- **Records provided**:
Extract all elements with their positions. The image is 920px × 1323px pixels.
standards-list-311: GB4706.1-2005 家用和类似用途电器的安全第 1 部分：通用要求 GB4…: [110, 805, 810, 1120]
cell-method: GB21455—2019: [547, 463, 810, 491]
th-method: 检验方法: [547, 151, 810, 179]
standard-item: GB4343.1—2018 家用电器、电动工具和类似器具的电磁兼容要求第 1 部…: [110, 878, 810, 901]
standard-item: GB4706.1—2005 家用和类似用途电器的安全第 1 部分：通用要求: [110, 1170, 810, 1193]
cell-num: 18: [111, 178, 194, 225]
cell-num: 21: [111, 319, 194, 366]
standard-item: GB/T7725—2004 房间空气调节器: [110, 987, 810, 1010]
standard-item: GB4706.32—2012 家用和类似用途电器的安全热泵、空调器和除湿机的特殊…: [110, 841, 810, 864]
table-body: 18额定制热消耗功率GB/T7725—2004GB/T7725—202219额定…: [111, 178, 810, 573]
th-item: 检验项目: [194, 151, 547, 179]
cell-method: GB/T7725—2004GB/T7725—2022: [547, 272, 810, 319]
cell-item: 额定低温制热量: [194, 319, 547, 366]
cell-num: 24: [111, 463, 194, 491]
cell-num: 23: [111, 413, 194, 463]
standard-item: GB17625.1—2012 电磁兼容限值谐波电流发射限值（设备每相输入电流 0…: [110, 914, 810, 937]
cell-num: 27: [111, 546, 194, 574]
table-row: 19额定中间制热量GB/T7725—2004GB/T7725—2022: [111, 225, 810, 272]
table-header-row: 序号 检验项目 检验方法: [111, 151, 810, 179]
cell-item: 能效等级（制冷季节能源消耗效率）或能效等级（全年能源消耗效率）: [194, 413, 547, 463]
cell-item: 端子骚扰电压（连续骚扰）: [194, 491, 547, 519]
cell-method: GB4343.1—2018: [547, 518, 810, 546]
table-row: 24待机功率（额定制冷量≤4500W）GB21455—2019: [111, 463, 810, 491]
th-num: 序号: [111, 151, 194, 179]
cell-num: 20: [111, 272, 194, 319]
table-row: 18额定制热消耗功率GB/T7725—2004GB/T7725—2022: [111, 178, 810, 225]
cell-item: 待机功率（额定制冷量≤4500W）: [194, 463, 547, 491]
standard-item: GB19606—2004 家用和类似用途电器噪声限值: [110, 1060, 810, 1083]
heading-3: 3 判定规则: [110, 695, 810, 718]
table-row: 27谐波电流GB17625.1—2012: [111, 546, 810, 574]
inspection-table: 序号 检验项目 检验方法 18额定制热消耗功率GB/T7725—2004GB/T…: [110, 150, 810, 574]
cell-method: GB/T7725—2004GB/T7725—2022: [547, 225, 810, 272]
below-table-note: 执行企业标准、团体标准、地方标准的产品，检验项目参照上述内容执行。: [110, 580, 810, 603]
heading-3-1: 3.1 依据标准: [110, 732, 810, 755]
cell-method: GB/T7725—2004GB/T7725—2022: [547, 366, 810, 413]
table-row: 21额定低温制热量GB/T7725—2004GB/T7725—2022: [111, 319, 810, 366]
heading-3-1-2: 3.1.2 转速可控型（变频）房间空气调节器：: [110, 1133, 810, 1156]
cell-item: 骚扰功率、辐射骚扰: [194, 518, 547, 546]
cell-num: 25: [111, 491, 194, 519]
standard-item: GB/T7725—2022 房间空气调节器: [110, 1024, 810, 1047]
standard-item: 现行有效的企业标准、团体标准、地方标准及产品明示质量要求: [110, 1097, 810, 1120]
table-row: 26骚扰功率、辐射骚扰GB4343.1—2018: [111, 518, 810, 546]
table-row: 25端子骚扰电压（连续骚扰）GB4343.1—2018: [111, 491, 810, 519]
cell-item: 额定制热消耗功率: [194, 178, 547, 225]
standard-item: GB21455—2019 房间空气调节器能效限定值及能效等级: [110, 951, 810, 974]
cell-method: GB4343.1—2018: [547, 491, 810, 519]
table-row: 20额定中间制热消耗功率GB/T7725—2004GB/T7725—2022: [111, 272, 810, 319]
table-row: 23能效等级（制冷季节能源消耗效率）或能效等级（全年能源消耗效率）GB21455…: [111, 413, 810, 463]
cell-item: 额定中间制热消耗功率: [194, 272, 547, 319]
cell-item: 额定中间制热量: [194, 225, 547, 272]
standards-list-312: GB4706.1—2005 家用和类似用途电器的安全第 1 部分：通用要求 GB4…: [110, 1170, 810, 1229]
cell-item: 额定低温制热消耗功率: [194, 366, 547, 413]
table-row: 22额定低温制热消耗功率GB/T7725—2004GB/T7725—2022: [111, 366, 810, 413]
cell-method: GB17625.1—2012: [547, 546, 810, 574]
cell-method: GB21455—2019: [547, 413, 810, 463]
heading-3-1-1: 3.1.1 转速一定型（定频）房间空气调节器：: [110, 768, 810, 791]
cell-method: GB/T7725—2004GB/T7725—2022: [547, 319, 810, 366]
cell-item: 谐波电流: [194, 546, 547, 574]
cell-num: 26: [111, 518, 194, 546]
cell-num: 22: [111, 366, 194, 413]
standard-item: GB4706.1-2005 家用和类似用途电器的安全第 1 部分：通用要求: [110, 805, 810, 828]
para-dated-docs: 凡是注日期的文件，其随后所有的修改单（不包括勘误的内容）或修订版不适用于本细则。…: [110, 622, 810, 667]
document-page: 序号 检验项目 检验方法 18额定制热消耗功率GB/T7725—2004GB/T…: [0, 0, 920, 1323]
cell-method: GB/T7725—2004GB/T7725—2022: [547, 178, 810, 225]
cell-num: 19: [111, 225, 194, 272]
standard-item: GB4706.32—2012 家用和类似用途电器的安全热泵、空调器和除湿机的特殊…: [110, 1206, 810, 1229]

==

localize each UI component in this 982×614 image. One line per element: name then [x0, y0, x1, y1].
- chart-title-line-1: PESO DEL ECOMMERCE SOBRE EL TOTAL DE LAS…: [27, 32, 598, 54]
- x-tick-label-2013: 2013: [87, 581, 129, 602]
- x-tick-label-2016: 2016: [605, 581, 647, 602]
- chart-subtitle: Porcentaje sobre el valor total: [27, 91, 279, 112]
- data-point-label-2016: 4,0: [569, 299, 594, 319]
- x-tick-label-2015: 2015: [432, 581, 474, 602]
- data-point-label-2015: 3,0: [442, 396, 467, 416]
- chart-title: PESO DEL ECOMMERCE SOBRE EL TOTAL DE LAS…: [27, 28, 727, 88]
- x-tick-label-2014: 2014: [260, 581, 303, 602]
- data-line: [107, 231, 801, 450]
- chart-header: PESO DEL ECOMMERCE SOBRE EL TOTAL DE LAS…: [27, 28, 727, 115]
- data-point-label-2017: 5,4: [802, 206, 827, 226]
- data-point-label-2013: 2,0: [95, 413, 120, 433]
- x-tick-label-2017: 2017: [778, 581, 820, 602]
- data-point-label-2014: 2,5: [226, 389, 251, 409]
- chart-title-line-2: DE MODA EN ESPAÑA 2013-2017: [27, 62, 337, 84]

---

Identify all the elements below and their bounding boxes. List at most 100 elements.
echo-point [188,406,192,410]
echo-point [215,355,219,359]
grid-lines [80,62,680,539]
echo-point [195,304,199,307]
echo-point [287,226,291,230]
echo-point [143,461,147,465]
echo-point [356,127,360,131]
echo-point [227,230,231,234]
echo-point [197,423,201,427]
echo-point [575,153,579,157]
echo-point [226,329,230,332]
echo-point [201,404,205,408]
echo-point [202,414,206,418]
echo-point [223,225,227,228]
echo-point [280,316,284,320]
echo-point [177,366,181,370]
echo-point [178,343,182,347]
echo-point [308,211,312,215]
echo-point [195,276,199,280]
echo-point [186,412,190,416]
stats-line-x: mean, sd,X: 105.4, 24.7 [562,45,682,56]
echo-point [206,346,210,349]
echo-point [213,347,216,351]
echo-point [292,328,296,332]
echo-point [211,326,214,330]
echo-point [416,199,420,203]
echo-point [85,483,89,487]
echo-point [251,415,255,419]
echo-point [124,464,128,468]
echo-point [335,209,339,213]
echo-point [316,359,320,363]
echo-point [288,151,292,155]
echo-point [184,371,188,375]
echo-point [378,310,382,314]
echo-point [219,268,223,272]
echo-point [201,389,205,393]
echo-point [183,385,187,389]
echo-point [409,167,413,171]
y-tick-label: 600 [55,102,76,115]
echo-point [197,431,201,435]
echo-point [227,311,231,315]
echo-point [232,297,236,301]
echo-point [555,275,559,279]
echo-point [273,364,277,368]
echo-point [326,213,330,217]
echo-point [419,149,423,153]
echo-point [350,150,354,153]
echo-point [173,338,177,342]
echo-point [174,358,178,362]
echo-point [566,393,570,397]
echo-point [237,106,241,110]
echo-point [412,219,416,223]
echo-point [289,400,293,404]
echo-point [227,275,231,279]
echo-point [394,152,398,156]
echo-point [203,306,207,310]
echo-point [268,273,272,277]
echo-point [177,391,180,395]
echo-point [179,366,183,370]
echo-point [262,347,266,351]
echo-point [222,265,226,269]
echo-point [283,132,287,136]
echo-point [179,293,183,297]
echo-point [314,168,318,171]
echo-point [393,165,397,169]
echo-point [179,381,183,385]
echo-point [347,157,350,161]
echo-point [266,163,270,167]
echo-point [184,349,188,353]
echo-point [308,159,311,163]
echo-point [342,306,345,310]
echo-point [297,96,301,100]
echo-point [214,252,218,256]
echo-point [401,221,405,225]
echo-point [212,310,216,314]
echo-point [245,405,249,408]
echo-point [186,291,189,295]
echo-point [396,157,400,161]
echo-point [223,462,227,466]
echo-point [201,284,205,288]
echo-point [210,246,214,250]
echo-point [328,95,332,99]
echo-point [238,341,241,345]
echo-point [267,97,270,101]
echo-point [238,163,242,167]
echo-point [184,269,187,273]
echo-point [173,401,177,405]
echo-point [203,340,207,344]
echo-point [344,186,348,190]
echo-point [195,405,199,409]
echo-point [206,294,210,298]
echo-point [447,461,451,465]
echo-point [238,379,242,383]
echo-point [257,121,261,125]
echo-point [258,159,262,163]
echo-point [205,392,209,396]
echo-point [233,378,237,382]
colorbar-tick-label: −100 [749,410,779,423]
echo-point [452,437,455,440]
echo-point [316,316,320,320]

- **What you are asked to do**:
In the lines from the one with "Extract all elements" to the one with "[111, 225, 810, 272]", swap "standard-item" for "standard-entry" and write out only those lines with nothing else changed.

- **Correct output**:
Extract all elements with their positions. The image is 920px × 1323px pixels.
standards-list-311: GB4706.1-2005 家用和类似用途电器的安全第 1 部分：通用要求 GB4…: [110, 805, 810, 1120]
cell-method: GB21455—2019: [547, 463, 810, 491]
th-method: 检验方法: [547, 151, 810, 179]
standard-entry: GB4343.1—2018 家用电器、电动工具和类似器具的电磁兼容要求第 1 部…: [110, 878, 810, 901]
standard-entry: GB4706.1—2005 家用和类似用途电器的安全第 1 部分：通用要求: [110, 1170, 810, 1193]
cell-num: 18: [111, 178, 194, 225]
cell-num: 21: [111, 319, 194, 366]
standard-entry: GB/T7725—2004 房间空气调节器: [110, 987, 810, 1010]
standard-entry: GB4706.32—2012 家用和类似用途电器的安全热泵、空调器和除湿机的特殊…: [110, 841, 810, 864]
table-body: 18额定制热消耗功率GB/T7725—2004GB/T7725—202219额定…: [111, 178, 810, 573]
th-item: 检验项目: [194, 151, 547, 179]
cell-method: GB/T7725—2004GB/T7725—2022: [547, 272, 810, 319]
cell-item: 额定低温制热量: [194, 319, 547, 366]
cell-num: 24: [111, 463, 194, 491]
cell-num: 23: [111, 413, 194, 463]
standard-entry: GB17625.1—2012 电磁兼容限值谐波电流发射限值（设备每相输入电流 0…: [110, 914, 810, 937]
cell-num: 27: [111, 546, 194, 574]
table-row: 19额定中间制热量GB/T7725—2004GB/T7725—2022: [111, 225, 810, 272]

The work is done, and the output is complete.